* **AIM**: Give back the whole listing exactly as shown.

══ DATA SUPPLIED ══

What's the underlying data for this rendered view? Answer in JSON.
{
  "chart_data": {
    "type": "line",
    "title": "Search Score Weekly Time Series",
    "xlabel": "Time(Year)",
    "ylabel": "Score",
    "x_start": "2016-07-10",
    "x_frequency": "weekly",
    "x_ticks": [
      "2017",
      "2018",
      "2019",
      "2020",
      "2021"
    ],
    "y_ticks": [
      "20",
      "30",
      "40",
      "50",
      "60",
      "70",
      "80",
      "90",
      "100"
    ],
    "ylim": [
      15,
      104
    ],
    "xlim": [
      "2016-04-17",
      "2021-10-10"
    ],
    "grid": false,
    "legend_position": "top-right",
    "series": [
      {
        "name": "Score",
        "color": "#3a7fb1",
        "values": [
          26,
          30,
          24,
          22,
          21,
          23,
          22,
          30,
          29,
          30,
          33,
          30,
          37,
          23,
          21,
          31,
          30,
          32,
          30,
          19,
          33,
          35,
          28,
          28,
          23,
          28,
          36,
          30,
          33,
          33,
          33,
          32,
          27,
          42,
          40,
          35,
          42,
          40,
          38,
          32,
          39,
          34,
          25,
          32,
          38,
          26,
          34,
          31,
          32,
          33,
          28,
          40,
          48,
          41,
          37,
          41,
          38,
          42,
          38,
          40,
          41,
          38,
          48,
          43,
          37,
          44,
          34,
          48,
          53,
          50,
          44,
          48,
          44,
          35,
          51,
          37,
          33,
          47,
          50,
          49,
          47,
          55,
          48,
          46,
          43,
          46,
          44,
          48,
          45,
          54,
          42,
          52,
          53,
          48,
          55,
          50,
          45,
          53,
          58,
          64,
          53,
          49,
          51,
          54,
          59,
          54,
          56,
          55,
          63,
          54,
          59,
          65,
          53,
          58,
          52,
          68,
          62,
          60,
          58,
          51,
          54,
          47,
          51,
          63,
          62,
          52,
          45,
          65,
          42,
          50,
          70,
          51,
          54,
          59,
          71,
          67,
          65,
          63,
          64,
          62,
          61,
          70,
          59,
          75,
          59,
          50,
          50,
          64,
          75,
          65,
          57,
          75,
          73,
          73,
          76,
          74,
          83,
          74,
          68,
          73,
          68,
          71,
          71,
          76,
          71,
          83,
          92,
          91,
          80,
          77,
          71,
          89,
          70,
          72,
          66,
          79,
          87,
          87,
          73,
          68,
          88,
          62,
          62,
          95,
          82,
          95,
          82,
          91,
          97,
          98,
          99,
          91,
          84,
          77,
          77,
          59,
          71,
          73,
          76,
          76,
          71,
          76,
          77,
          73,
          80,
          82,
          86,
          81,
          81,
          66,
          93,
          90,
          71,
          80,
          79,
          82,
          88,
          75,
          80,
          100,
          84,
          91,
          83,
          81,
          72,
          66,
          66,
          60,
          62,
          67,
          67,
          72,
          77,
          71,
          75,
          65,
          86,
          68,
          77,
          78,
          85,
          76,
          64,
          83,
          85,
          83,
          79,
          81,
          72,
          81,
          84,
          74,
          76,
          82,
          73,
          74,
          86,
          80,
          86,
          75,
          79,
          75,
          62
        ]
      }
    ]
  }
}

═══

* **OUTPUT FOR THIS TASK**:
What's the underlying data for this rendered view? Answer in JSON.
{
  "chart_data": {
    "type": "line",
    "title": "Search Score Weekly Time Series",
    "xlabel": "Time(Year)",
    "ylabel": "Score",
    "x_start": "2016-07-10",
    "x_frequency": "weekly",
    "x_ticks": [
      "2017",
      "2018",
      "2019",
      "2020",
      "2021"
    ],
    "y_ticks": [
      "20",
      "30",
      "40",
      "50",
      "60",
      "70",
      "80",
      "90",
      "100"
    ],
    "ylim": [
      15,
      104
    ],
    "xlim": [
      "2016-04-17",
      "2021-10-10"
    ],
    "grid": false,
    "legend_position": "top-right",
    "series": [
      {
        "name": "Score",
        "color": "#3a7fb1",
        "values": [
          26,
          30,
          24,
          22,
          21,
          23,
          22,
          30,
          29,
          30,
          33,
          30,
          37,
          23,
          21,
          31,
          30,
          32,
          30,
          19,
          33,
          35,
          28,
          28,
          23,
          28,
          36,
          30,
          33,
          33,
          33,
          32,
          27,
          42,
          40,
          35,
          42,
          40,
          38,
          32,
          39,
          34,
          25,
          32,
          38,
          26,
          34,
          31,
          32,
          33,
          28,
          40,
          48,
          41,
          37,
          41,
          38,
          42,
          38,
          40,
          41,
          38,
          48,
          43,
          37,
          44,
          34,
          48,
          53,
          50,
          44,
          48,
          44,
          35,
          51,
          37,
          33,
          47,
          50,
          49,
          47,
          55,
          48,
          46,
          43,
          46,
          44,
          48,
          45,
          54,
          42,
          52,
          53,
          48,
          55,
          50,
          45,
          53,
          58,
          64,
          53,
          49,
          51,
          54,
          59,
          54,
          56,
          55,
          63,
          54,
          59,
          65,
          53,
          58,
          52,
          68,
          62,
          60,
          58,
          51,
          54,
          47,
          51,
          63,
          62,
          52,
          45,
          65,
          42,
          50,
          70,
          51,
          54,
          59,
          71,
          67,
          65,
          63,
          64,
          62,
          61,
          70,
          59,
          75,
          59,
          50,
          50,
          64,
          75,
          65,
          57,
          75,
          73,
          73,
          76,
          74,
          83,
          74,
          68,
          73,
          68,
          71,
          71,
          76,
          71,
          83,
          92,
          91,
          80,
          77,
          71,
          89,
          70,
          72,
          66,
          79,
          87,
          87,
          73,
          68,
          88,
          62,
          62,
          95,
          82,
          95,
          82,
          91,
          97,
          98,
          99,
          91,
          84,
          77,
          77,
          59,
          71,
          73,
          76,
          76,
          71,
          76,
          77,
          73,
          80,
          82,
          86,
          81,
          81,
          66,
          93,
          90,
          71,
          80,
          79,
          82,
          88,
          75,
          80,
          100,
          84,
          91,
          83,
          81,
          72,
          66,
          66,
          60,
          62,
          67,
          67,
          72,
          77,
          71,
          75,
          65,
          86,
          68,
          77,
          78,
          85,
          76,
          64,
          83,
          85,
          83,
          79,
          81,
          72,
          81,
          84,
          74,
          76,
          82,
          73,
          74,
          86,
          80,
          86,
          75,
          79,
          75,
          62
        ]
      }
    ]
  }
}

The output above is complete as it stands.